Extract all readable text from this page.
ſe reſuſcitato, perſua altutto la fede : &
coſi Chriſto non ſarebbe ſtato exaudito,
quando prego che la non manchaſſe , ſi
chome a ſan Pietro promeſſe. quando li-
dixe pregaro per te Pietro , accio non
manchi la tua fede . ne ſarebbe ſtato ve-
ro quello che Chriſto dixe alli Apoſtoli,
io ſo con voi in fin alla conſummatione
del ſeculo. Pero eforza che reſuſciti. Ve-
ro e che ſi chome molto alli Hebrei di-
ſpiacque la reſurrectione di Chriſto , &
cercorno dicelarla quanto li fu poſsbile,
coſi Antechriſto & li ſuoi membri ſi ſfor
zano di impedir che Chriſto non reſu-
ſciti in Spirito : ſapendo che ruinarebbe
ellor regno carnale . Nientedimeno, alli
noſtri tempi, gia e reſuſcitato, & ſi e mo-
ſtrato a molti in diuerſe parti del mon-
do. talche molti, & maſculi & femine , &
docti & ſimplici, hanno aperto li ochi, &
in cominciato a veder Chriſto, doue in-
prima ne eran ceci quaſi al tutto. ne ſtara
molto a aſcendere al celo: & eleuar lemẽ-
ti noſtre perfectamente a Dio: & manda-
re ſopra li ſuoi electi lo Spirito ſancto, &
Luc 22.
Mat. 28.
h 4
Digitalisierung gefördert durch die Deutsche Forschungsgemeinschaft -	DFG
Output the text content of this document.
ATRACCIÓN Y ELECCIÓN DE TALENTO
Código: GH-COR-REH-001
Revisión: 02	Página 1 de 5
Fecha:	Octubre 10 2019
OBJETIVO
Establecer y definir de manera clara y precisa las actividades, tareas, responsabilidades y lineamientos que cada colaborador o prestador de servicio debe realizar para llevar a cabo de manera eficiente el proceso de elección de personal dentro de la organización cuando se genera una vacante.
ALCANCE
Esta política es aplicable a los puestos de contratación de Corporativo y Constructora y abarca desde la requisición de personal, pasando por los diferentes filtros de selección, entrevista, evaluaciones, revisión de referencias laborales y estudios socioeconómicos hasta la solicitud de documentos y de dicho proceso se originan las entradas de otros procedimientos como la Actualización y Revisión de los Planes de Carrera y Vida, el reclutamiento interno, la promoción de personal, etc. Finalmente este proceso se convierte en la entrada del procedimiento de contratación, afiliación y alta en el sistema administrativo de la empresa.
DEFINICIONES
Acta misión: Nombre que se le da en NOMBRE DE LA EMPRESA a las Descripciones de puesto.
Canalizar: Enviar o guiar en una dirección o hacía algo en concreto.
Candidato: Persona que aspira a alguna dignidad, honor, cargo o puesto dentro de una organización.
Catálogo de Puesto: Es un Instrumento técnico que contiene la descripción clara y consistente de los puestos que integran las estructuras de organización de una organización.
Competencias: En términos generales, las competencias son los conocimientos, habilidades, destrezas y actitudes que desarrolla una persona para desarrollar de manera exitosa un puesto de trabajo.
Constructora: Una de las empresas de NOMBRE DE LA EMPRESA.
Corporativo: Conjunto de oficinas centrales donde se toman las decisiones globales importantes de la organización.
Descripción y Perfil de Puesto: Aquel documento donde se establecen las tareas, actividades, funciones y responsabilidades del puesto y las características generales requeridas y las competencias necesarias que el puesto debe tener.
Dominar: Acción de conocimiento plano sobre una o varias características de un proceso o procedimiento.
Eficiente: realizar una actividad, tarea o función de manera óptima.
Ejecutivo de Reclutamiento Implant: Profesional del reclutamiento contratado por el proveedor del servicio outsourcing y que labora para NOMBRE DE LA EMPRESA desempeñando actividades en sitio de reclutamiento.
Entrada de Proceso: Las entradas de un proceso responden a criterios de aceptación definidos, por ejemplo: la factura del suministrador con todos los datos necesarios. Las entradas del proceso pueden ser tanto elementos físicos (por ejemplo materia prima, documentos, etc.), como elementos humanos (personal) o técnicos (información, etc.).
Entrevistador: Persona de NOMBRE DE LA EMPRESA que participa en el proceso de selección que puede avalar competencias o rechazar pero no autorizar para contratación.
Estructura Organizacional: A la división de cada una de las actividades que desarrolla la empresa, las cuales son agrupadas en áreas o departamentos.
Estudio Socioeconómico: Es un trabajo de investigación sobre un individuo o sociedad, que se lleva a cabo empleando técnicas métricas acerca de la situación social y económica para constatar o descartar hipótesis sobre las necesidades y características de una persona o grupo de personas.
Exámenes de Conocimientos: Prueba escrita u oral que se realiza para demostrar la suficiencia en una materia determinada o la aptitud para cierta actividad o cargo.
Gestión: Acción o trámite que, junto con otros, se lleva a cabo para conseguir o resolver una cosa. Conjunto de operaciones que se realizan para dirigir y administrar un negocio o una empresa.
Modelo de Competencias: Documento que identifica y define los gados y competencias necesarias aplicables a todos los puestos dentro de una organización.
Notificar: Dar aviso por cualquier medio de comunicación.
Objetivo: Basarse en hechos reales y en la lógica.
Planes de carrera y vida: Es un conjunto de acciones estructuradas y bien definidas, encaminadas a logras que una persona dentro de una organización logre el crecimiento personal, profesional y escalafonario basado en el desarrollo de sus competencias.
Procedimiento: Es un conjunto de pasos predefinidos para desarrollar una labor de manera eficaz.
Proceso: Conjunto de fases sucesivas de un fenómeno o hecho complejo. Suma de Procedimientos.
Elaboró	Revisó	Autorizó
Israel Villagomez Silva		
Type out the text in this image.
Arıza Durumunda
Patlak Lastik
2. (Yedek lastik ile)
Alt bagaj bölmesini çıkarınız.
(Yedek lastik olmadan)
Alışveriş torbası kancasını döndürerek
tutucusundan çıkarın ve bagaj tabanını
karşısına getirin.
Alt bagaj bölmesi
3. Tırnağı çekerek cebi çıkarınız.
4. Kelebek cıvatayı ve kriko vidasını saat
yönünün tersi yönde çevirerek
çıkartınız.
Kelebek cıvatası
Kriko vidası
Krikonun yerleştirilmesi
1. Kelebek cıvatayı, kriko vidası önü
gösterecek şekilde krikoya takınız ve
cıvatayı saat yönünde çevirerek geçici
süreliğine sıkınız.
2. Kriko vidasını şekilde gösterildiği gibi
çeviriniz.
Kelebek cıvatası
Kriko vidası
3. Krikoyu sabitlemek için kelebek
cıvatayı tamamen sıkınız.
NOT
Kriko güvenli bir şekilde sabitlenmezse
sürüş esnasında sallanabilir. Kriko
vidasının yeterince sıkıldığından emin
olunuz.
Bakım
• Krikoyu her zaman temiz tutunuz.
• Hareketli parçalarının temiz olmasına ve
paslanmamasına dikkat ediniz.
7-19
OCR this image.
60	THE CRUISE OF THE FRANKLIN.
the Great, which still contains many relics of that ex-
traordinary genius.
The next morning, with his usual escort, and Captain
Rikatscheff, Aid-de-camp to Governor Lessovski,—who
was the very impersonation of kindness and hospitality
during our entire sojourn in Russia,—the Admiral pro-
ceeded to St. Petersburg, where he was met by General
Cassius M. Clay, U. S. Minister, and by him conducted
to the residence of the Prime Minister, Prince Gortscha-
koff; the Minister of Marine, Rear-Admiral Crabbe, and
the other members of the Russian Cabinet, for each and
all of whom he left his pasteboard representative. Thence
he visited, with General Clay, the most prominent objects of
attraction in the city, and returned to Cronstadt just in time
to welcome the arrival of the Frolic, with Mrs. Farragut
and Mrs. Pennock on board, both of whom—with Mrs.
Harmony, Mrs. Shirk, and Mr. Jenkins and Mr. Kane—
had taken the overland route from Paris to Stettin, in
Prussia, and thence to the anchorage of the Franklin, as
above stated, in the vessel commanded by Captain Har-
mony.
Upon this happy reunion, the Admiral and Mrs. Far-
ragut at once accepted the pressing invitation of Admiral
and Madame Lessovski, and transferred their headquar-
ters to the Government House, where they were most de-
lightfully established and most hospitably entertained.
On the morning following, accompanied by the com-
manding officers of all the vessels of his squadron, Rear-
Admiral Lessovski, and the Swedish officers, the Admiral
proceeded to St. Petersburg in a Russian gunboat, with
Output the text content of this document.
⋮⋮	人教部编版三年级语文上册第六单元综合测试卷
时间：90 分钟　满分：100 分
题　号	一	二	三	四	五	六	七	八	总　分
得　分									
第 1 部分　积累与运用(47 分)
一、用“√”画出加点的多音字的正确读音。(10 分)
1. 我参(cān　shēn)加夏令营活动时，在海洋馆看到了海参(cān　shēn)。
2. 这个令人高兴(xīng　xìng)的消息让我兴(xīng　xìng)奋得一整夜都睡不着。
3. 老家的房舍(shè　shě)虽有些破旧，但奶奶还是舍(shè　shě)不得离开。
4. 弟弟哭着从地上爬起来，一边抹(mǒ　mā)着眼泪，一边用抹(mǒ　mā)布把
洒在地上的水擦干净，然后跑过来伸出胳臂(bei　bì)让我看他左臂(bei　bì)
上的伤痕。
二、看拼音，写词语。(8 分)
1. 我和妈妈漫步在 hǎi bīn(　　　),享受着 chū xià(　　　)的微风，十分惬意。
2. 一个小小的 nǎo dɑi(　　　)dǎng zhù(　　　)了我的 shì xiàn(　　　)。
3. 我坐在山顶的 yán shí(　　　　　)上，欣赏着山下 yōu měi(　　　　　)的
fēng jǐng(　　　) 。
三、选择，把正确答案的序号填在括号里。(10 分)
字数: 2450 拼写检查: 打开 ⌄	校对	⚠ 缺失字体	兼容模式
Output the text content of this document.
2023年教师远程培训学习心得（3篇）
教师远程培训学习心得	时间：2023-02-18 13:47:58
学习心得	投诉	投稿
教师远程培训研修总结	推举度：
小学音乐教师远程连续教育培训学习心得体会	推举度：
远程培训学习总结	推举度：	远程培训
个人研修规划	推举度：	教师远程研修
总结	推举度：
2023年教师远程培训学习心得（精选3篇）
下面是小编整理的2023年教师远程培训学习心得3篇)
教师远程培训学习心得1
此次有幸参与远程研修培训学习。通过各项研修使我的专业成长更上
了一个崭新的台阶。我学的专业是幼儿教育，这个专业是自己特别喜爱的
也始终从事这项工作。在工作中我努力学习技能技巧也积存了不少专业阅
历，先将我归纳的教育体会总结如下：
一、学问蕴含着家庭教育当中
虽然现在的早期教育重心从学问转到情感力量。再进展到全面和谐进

.....

:: Exercise description ::
Find and copy every line in the entries above where the string "sıkınız" occurs.

:: Response to this exercise ::
süreliğine sıkınız.
cıvatayı tamamen sıkınız.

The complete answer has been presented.